== Records for this task
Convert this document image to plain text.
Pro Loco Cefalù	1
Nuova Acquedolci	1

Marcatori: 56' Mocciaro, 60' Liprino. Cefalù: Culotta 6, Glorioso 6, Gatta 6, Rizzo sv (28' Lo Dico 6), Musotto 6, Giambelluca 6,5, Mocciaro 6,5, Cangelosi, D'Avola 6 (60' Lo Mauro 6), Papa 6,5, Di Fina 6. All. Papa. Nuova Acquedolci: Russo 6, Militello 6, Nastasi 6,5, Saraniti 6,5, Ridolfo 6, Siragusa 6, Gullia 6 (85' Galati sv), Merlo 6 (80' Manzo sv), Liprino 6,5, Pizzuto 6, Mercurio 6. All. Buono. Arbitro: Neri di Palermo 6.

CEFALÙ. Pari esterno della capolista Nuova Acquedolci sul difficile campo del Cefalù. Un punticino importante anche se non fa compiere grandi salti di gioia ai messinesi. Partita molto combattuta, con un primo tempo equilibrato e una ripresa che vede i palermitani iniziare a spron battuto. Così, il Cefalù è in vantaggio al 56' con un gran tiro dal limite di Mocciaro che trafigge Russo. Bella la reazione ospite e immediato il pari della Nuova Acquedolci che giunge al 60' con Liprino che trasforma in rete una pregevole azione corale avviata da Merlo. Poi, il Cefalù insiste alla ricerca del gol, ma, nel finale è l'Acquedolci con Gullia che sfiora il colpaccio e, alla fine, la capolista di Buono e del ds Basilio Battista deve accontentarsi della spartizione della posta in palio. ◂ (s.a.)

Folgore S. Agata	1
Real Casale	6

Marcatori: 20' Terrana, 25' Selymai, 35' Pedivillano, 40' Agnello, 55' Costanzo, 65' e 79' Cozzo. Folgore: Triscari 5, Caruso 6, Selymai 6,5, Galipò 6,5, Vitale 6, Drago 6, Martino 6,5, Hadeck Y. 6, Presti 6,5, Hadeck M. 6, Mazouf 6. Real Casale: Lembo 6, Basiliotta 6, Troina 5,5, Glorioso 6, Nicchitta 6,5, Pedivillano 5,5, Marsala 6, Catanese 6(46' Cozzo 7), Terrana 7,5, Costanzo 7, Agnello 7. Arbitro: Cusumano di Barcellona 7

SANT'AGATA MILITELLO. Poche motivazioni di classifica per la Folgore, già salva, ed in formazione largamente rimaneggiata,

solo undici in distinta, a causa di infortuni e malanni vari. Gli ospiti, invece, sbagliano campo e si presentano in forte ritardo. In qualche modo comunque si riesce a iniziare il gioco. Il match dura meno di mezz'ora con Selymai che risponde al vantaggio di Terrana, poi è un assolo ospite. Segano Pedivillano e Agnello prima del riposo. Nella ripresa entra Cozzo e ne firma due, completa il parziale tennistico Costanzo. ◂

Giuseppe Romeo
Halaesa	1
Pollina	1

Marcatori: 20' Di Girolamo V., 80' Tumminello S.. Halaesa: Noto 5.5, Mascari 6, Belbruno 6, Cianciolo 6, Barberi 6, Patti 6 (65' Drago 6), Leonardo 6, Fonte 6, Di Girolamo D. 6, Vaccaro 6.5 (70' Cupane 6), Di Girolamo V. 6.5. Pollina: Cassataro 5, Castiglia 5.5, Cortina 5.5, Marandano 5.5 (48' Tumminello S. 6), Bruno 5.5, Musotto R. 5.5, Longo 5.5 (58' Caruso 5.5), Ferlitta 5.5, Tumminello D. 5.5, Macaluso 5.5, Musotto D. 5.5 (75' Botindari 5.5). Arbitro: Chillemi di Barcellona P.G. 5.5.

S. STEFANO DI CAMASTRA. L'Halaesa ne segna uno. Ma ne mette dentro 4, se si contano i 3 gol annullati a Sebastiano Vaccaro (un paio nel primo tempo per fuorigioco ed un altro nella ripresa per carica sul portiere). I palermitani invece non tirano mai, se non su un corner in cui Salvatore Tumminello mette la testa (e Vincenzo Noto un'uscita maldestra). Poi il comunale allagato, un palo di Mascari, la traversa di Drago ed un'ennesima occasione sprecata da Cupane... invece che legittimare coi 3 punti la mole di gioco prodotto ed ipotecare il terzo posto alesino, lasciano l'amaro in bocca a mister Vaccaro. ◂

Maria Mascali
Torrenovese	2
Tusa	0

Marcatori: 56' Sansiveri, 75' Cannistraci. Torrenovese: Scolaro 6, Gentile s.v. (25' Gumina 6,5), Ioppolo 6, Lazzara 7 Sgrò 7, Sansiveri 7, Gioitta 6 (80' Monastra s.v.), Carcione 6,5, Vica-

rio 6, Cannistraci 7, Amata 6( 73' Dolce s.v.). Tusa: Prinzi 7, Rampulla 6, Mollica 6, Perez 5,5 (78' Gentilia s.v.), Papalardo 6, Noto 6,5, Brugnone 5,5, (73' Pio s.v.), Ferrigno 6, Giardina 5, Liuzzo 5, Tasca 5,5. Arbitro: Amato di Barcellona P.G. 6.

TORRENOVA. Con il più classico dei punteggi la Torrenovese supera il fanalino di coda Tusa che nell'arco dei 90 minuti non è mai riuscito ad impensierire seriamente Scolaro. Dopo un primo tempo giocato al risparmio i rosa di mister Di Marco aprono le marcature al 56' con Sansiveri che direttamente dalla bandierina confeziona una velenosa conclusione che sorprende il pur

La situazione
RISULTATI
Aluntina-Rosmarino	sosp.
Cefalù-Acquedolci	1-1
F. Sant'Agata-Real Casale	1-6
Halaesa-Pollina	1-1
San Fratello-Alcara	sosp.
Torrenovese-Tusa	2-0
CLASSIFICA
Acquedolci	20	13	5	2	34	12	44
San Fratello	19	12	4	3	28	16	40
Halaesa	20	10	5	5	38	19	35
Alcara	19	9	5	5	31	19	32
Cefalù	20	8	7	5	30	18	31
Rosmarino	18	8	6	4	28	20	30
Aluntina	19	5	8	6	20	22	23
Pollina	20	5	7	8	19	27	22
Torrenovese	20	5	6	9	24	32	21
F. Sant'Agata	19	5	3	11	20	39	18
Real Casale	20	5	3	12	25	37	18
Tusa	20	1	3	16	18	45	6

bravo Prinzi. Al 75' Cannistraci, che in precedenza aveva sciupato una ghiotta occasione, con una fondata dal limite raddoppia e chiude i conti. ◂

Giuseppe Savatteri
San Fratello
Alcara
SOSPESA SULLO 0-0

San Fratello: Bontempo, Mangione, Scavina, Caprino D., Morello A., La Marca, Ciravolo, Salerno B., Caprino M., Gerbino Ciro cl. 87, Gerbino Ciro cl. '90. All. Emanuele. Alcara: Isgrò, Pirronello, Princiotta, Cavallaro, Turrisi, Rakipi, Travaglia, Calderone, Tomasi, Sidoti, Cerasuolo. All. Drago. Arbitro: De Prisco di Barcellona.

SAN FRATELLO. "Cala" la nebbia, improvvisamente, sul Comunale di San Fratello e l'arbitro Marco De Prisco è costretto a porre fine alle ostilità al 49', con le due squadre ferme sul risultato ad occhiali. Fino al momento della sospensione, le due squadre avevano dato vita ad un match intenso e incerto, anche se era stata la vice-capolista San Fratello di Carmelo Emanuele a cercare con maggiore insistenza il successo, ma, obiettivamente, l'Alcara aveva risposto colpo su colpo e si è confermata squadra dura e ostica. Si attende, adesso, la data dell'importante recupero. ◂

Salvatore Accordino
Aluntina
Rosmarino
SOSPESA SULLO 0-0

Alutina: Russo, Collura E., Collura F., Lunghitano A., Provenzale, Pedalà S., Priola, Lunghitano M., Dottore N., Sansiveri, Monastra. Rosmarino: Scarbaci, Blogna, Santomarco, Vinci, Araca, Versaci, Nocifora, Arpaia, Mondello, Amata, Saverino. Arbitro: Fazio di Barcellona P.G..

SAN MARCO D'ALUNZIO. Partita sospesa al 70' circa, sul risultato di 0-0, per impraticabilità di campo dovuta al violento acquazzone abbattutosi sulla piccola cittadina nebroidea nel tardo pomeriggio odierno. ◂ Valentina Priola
====
== Records for this task
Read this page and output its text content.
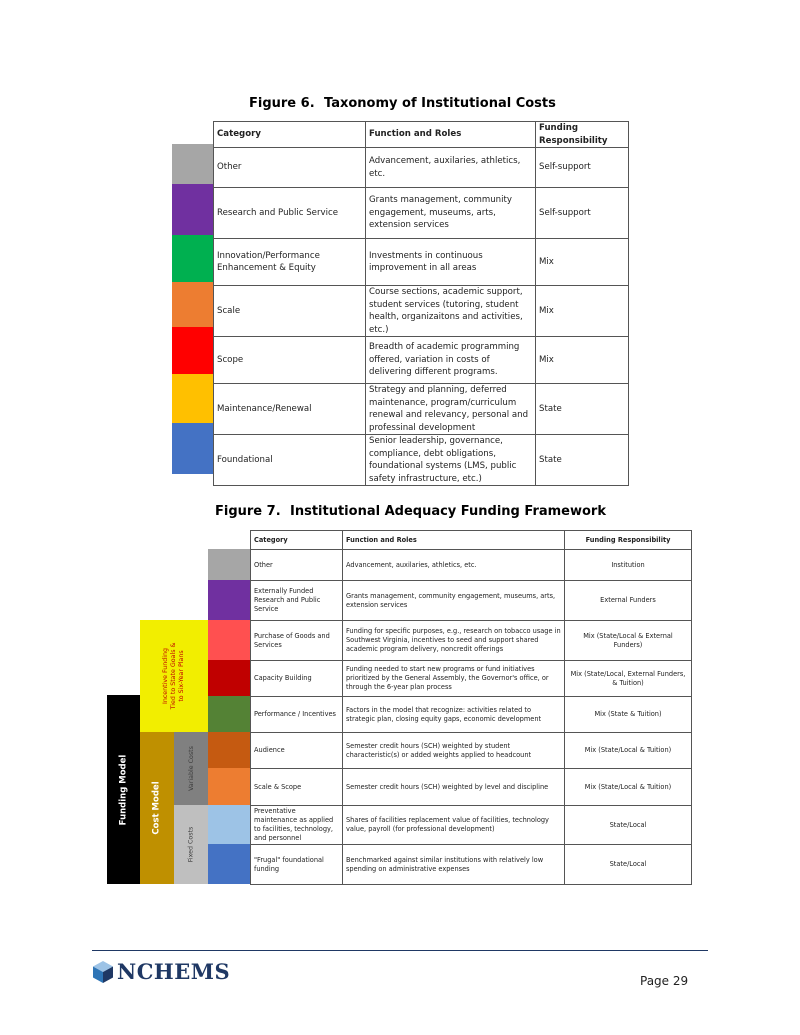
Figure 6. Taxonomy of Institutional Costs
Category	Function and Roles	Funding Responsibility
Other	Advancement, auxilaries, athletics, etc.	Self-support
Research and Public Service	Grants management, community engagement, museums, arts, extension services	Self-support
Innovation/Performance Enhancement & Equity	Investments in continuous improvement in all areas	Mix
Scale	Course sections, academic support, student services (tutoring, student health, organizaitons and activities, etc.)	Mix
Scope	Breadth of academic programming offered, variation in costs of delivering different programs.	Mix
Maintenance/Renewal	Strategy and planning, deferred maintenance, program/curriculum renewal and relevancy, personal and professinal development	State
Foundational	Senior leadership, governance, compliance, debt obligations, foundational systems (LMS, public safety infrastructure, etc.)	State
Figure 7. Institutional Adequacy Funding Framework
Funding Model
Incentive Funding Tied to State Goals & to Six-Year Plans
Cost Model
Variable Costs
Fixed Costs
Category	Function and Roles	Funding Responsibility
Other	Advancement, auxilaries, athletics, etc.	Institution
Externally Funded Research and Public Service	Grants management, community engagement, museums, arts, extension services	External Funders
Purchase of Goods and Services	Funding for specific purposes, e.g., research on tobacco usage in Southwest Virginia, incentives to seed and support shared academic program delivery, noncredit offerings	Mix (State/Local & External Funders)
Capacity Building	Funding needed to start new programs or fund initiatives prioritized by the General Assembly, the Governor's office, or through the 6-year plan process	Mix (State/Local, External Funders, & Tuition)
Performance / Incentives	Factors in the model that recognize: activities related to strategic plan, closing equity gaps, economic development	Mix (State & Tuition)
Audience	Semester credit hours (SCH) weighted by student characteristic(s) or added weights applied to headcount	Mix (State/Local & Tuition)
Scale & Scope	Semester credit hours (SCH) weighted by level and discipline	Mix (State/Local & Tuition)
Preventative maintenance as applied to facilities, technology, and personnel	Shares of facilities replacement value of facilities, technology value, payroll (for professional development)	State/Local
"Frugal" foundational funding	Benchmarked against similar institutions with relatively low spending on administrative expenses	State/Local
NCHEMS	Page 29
====
* Given instruction *
Report each line in the preceding entries that holds the string "extension".

* Result below *
Research and Public Service	Grants management, community engagement, museums, arts, extension services	Self-support
Externally Funded Research and Public Service	Grants management, community engagement, museums, arts, extension services	External Funders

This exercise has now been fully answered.